:: SUPPLIED RECORDS

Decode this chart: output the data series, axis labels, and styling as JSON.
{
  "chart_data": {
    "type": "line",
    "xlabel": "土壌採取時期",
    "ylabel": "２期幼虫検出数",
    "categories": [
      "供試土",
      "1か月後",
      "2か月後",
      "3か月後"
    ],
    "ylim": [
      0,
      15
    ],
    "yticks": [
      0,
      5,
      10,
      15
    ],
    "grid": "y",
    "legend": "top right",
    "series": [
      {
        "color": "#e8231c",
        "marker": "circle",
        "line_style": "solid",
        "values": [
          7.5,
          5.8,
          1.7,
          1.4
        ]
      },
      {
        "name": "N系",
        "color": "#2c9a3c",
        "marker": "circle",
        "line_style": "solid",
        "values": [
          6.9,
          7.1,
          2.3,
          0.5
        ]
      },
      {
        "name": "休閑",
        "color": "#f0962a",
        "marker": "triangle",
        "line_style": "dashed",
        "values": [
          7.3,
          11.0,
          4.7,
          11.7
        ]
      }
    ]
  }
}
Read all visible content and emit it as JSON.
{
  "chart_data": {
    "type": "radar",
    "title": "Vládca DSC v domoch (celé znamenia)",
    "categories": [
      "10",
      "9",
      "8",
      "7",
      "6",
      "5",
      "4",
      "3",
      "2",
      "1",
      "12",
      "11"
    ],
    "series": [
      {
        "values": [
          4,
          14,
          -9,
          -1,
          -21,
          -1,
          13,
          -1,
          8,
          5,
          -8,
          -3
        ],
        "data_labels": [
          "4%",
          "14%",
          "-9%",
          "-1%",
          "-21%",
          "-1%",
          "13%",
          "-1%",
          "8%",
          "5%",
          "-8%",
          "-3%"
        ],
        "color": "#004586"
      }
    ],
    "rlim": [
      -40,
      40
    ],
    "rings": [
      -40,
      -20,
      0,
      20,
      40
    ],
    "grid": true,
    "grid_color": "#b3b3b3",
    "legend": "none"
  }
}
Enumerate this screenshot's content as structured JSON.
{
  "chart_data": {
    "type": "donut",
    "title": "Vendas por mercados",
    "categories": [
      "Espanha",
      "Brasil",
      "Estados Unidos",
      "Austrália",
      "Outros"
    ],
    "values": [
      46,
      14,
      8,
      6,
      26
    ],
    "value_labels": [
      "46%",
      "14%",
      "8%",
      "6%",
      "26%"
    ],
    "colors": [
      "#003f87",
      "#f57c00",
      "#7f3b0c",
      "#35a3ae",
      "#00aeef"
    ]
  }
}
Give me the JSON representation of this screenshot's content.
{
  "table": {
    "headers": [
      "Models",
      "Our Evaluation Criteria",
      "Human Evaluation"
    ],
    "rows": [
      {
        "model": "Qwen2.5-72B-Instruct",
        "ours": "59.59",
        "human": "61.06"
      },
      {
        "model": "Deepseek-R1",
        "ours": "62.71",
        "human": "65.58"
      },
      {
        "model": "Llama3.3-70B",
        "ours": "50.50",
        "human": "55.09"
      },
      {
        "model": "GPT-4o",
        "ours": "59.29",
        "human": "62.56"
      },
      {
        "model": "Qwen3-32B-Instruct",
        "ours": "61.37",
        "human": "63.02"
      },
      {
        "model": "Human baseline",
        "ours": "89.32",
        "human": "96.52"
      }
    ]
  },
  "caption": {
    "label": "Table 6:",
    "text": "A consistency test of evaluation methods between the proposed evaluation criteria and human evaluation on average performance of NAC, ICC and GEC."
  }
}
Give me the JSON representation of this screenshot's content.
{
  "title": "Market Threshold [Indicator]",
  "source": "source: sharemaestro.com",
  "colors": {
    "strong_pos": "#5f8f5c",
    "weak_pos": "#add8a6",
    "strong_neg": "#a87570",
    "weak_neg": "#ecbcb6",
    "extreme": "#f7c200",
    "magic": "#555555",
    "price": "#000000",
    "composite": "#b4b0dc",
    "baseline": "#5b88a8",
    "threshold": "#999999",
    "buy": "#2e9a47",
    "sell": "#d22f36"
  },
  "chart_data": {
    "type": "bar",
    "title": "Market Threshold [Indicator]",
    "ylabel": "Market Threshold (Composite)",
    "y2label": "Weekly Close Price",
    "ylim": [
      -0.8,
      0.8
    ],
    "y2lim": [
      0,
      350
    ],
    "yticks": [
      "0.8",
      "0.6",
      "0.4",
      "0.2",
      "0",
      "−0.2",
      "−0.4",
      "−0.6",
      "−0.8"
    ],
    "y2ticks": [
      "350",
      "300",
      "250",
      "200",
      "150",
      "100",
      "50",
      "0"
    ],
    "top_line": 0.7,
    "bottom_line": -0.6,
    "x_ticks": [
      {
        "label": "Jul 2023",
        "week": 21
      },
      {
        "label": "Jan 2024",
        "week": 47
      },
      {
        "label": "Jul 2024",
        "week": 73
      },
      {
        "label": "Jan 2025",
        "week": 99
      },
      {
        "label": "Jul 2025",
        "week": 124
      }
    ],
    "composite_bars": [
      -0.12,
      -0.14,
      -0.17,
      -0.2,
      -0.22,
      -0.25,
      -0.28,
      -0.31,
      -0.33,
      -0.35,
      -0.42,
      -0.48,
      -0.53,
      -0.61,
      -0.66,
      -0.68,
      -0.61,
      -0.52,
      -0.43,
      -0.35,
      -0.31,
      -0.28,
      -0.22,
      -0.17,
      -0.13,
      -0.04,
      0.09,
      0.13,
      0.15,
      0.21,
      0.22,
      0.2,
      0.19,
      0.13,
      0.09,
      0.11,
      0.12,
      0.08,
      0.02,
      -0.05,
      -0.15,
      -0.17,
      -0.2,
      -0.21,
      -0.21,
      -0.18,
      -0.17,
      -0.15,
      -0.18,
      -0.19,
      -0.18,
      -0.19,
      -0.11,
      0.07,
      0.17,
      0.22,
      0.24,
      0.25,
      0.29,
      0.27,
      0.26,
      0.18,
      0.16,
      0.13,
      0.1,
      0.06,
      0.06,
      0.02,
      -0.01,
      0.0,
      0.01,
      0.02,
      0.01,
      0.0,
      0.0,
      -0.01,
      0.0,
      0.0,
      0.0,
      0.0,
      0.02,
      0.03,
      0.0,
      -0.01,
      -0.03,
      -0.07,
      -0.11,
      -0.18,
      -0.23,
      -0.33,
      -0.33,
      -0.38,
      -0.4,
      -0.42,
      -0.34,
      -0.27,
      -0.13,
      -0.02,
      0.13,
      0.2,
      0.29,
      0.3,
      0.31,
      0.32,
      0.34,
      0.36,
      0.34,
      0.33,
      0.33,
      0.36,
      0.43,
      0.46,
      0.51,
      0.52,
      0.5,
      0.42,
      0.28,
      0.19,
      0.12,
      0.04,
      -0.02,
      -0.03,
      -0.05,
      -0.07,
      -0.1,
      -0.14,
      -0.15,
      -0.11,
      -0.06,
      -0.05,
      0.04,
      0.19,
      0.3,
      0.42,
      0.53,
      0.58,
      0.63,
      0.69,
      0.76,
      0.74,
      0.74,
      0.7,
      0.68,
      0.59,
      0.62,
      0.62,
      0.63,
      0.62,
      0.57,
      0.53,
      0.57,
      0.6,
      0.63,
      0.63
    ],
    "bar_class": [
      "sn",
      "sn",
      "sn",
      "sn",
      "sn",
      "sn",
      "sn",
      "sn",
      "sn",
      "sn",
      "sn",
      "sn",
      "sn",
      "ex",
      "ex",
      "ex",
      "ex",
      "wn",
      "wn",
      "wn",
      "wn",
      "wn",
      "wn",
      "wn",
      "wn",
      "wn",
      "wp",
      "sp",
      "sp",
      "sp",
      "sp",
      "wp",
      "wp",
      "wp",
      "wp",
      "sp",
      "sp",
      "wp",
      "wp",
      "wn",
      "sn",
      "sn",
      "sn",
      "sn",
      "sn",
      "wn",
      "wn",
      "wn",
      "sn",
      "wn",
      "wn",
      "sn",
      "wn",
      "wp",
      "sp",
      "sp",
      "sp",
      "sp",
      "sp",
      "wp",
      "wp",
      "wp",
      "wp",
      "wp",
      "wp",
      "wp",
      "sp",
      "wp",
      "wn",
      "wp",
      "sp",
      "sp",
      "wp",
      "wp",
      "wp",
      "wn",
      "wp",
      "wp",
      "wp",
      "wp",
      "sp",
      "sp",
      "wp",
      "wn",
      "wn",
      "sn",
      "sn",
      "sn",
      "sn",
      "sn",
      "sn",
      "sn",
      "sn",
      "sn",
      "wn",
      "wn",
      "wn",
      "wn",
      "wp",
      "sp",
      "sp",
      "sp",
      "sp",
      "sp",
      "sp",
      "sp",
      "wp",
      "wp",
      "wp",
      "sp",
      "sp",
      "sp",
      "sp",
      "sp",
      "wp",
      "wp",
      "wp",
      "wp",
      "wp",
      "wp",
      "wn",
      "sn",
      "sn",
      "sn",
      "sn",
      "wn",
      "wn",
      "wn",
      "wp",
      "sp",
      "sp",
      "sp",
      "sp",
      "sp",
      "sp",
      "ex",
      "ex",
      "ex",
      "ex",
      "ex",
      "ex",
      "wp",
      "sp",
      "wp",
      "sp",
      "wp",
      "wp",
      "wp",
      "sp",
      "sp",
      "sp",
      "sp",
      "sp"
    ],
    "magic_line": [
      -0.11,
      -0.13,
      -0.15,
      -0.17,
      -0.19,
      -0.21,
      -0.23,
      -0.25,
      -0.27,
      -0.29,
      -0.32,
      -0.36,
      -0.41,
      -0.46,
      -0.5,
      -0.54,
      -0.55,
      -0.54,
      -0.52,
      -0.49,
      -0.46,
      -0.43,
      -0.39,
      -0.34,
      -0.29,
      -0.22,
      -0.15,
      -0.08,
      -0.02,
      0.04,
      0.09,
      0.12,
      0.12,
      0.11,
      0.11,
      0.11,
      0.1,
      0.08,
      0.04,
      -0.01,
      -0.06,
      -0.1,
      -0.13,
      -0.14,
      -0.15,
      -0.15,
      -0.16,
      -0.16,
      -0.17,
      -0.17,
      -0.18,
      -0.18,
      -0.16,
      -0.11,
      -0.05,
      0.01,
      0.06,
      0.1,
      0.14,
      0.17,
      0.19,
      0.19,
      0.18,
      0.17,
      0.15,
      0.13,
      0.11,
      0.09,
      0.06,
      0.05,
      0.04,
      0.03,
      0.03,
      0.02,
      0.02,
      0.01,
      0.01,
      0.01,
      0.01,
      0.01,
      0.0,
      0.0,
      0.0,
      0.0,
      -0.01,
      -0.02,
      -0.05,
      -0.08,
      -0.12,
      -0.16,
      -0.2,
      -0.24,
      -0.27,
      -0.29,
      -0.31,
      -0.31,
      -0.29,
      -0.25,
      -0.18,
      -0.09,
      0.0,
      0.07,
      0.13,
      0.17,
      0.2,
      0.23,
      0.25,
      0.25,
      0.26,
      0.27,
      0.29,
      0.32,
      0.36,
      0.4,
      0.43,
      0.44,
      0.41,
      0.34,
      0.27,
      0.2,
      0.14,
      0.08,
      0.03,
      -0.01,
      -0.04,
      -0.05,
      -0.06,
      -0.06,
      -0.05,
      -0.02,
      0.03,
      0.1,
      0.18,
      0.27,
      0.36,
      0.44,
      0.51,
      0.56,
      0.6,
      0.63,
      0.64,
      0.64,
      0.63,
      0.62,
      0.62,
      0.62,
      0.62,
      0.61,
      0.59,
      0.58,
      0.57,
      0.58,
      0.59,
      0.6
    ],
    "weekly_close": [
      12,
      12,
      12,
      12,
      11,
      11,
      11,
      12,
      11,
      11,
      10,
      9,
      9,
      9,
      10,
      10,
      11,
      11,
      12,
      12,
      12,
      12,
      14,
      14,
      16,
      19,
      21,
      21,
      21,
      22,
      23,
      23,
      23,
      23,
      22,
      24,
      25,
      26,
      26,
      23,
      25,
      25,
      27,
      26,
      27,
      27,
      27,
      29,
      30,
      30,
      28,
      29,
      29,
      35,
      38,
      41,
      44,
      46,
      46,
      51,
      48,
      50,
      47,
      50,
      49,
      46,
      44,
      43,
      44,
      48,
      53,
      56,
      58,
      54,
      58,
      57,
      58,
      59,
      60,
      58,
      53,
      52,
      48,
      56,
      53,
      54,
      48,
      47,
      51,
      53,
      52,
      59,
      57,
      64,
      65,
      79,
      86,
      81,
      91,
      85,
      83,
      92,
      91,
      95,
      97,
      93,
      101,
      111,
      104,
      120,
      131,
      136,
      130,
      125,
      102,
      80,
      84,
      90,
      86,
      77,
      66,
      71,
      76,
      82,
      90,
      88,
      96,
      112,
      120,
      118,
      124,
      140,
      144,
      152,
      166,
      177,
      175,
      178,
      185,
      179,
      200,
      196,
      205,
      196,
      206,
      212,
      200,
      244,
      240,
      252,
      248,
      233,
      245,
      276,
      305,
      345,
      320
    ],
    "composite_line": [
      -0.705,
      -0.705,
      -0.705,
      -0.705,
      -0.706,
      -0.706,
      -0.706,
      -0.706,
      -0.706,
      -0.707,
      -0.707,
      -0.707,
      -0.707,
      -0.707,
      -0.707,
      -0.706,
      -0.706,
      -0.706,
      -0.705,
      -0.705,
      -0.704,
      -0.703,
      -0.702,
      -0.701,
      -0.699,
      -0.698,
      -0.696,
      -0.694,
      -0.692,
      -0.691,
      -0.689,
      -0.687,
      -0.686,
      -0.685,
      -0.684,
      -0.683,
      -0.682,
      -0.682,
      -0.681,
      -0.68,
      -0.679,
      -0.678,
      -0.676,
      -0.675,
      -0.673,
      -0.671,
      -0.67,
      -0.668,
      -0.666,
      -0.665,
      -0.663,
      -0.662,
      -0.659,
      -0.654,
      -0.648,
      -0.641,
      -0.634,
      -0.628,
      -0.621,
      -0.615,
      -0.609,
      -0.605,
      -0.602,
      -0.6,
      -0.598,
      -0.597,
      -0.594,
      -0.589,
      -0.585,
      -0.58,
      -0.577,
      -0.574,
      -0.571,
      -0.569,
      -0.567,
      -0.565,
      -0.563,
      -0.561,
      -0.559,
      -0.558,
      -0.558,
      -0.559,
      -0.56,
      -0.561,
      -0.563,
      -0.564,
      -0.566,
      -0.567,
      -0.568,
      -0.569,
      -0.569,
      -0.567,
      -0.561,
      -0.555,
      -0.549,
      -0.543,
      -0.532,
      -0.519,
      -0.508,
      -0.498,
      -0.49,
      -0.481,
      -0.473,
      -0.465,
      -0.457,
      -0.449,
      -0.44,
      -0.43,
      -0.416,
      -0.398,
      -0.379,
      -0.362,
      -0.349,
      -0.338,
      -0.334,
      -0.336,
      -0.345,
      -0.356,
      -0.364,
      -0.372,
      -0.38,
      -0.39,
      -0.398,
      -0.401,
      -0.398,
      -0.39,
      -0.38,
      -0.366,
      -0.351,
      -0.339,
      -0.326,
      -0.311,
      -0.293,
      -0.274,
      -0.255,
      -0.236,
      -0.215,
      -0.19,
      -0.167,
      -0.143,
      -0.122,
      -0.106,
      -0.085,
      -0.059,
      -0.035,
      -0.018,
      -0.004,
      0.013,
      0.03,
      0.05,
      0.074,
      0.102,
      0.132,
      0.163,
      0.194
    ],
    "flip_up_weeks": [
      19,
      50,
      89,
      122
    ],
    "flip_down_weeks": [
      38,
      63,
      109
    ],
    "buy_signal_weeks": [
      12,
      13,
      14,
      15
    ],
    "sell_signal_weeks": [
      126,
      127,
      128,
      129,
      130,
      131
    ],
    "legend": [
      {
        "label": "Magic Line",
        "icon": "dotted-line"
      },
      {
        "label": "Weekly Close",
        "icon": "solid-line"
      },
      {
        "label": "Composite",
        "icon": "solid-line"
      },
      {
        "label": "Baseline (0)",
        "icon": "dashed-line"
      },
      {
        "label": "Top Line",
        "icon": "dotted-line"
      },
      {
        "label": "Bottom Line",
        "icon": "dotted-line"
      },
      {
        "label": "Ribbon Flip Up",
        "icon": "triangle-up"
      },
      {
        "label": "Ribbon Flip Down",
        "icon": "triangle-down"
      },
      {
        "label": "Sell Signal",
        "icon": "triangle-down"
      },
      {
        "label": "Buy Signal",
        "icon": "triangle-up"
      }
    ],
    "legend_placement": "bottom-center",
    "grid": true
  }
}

::::

● **TASK DESCRIPTION**: Your answer should be a single number: the count of lines in the listing that contain the word "content".

● **FINISHED TASK**: 4